### CONSEGNA 1:
Secondo il brano su San Francesco d'Assisi, in quale anno nacque il santo?
### CONSEGNA 2:
Riscrivi come elenco puntato il paragrafo del brano su San Francesco che comincia con «Da quel giorno l'eroismo di Francesco», conservandone i fatti principali.

### BRANO FORNITO:
====

Quali sono le frasi più belle profonde per fare gli auguri in occasione della giornata di San Francesco d’Assisi, celebrato il 4 ottobre? San Francesco nacque ad Assisi l’anno 1182 da Pietro Bernardone e da madonna Pica, ricchi commercianti. La sua nascita fu circondata da avvenimenti misteriosi: un mendicante, presentatosi a madonna Giovanna Pica, pochi giorni prima della nascita di Francesco, le disse:

“Fra queste mura spunterà presto un sole…”; il giorno stesso della nascita, essendo la madre oltremodo accasciata per i dolori del parto, un altro pellegrino le disse: “Tutto andrà bene, purchè la madre sia condotta nella stalla”, e così avvenne…

San Francesco d’Assisi: le frasi di auguri più belle e profonde

Di seguito una selezione di frasi ed immagini da inviare in occasione della giornata di San Francesco:



Il 4 ottobre è San Francesco: frasi su animali, morte e matrimonio







La storia di San Francesco d’Assisi

Un altro giorno fu udito par le vie di Assisi un romito che gridava:“Pace e bene, pace e bene!”… il futuro motto di Francesco. La dolce madonna Pica taceva e pregava, pensando: cosa mai sarà di questo fanciullo così prediletto da Dio?  Intanto Francesco cresceva vivace, allegro, amante delle spensierate brigate, delle laute cene, dei suoni e dei canti. Siccome gli affari andavano bene, il padre lo avviò alla mercatura.

Di ingegno vivace, riusciva a meraviglia; combattè anche contro Perugia e sostenne lunga prigionia. La grazia di Dio intanto lavorava. Un giorno gli amici, vedendolo assorto, gli domandarono:“Pensi a prendere moglie?”. “Sì”, rispose Francesco,”e sposerò la donna più bella e più amabile del mondo”… si riferiva a “madonna povertà!”.

Una mattina, è colpito, in una chiesetta di campagna, da un brano del Vangelo, che diceva: “Non tenere né oro né argento né altra moneta; non borse, non sacchi, non due vesti, non scarpe, non bastone”. Si spogliò di tutto, diede quanto aveva in elemosina, e a suo padre che l’aveva citato davanti al Vescovo, diceva rendendogli anche i vestiti:

“Finora ho chiamato Pietro di Bernardone mio padre, d’ora in poi a maggior ragione dirò: Padre mio che sei nei cieli”.

Esce all’aperto e, immediatamente. mette in pratica il consiglio evangelico. Si scalza, s’infila una tunica contadinesca, getta la cintura di cuoio e al suo posto s’annoda sui fianchi una corda. (La cintura di cuoio era nel medioevo la parte più importante dell’abito, tanto importante che Dante. quando vorrà lodare la rude semplicità dei vecchi fiorentini, li dirà “cinti di cuoio e d’osso”).

Da quel giorno l’eroismo di Francesco non ebbe più limiti: i poveri, i lebbrosi, gli ammalati di ogni specie furono la sua parte életta. Fu trattato da pazzo, percosso, vilipeso, maledetto, ed egli ricambiava tutto con preghiere, carità, amore. Ai suoi seguaci, che volle chiamare “Frati Minori“, insegnava il lavoro, l’elemosina, la preghiera e la povertà più assoluta.

====

Voci di annotazione spaziale:
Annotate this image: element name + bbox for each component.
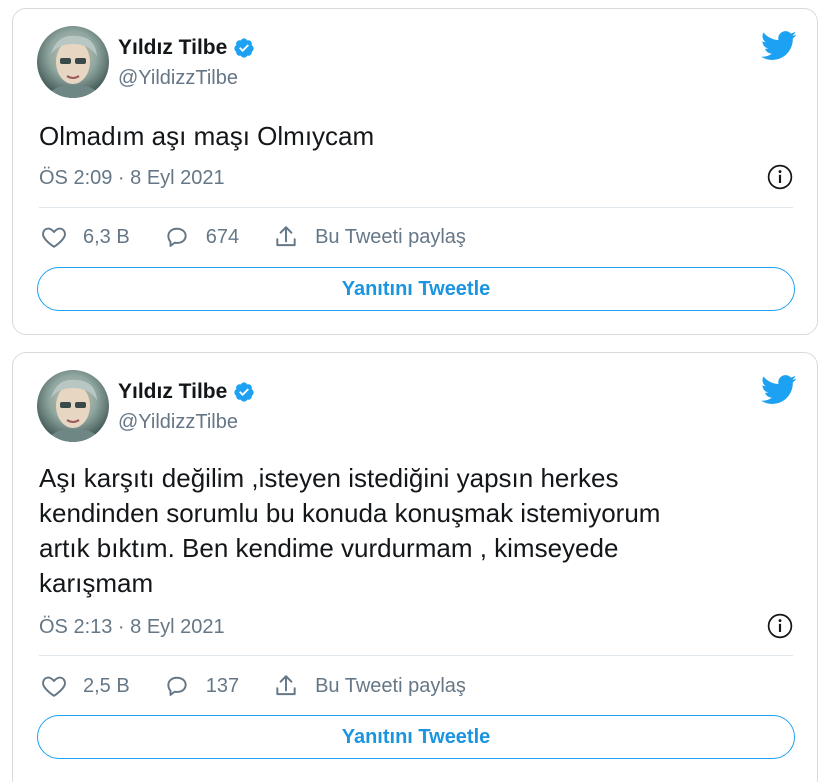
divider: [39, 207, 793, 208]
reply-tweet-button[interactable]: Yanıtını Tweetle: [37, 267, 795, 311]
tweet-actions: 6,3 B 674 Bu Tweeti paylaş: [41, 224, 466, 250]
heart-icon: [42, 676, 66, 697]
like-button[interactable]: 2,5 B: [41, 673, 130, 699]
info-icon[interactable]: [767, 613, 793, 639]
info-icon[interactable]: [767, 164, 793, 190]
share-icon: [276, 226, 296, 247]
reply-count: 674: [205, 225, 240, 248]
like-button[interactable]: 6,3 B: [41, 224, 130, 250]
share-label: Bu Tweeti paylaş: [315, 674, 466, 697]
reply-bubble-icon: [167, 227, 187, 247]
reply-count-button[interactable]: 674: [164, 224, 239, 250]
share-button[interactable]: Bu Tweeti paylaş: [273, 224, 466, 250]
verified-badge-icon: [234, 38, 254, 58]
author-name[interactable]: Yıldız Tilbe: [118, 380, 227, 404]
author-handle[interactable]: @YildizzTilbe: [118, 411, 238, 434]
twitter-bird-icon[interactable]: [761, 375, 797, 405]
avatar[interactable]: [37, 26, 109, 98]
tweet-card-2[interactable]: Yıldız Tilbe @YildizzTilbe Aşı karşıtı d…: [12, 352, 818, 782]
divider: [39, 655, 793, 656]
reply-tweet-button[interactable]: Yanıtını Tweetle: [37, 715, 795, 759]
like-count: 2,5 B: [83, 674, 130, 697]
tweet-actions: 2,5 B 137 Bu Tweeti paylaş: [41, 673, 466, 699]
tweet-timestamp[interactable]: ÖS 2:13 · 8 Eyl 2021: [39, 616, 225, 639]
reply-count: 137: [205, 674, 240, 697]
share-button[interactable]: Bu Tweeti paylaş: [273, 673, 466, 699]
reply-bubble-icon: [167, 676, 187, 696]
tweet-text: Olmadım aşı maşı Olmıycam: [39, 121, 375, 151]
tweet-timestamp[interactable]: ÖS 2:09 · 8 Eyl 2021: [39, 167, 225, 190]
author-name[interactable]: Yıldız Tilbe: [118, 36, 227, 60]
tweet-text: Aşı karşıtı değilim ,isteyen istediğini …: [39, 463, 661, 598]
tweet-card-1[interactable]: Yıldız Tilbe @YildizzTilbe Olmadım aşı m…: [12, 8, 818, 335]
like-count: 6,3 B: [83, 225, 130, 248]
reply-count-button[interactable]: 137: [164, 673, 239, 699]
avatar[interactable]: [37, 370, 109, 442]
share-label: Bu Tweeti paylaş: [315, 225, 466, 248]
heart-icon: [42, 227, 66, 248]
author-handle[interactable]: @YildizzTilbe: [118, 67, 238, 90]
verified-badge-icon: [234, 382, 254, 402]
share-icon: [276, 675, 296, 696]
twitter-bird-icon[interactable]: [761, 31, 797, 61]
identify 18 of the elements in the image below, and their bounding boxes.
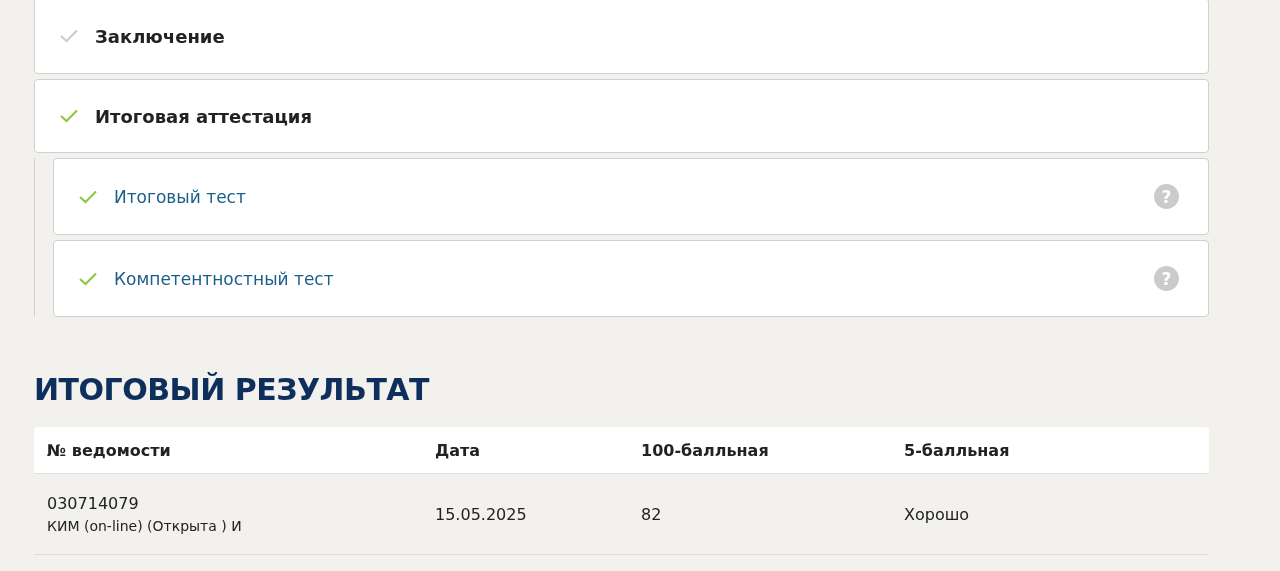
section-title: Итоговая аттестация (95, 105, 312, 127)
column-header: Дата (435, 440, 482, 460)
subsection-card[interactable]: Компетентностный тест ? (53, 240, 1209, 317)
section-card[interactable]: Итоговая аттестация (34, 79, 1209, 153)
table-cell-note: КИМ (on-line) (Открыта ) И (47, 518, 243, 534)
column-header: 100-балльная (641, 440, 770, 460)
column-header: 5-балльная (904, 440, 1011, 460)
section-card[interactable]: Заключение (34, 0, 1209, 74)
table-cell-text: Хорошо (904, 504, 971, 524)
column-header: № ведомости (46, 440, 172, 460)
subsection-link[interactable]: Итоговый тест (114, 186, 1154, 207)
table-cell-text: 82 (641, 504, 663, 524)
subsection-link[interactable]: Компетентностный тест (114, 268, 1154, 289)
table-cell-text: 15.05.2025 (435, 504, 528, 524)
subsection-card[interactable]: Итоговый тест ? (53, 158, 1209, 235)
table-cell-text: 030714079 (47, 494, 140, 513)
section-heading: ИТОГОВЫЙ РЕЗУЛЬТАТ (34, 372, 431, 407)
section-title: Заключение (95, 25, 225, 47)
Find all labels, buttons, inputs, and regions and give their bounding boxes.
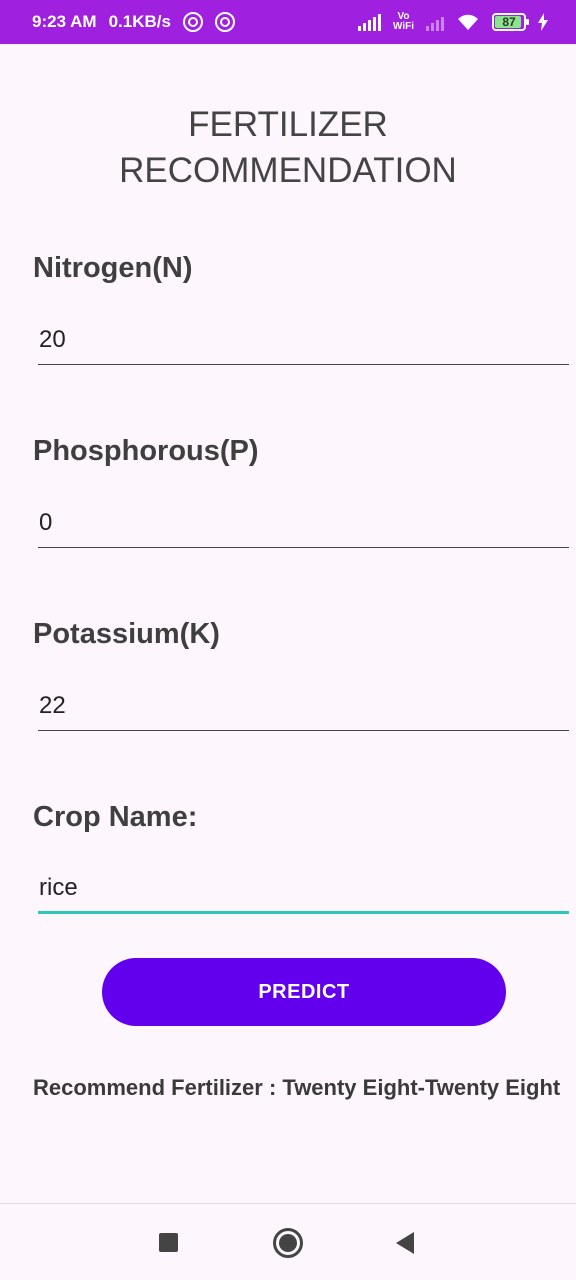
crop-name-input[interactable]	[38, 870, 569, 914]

====

### RISPOSTA SCRITTA 1:
Nel 1182.

### RISPOSTA SCRITTA 2:
- Da quel giorno l'eroismo di Francesco non ebbe più limiti.
- I poveri, i lebbrosi e gli ammalati di ogni specie furono la sua parte eletta.
- Fu trattato da pazzo, percosso, vilipeso e maledetto, ma ricambiava con preghiere, carità e amore.
- Ai suoi seguaci, chiamati "Frati Minori", insegnava il lavoro, l'elemosina, la preghiera e la povertà più assoluta.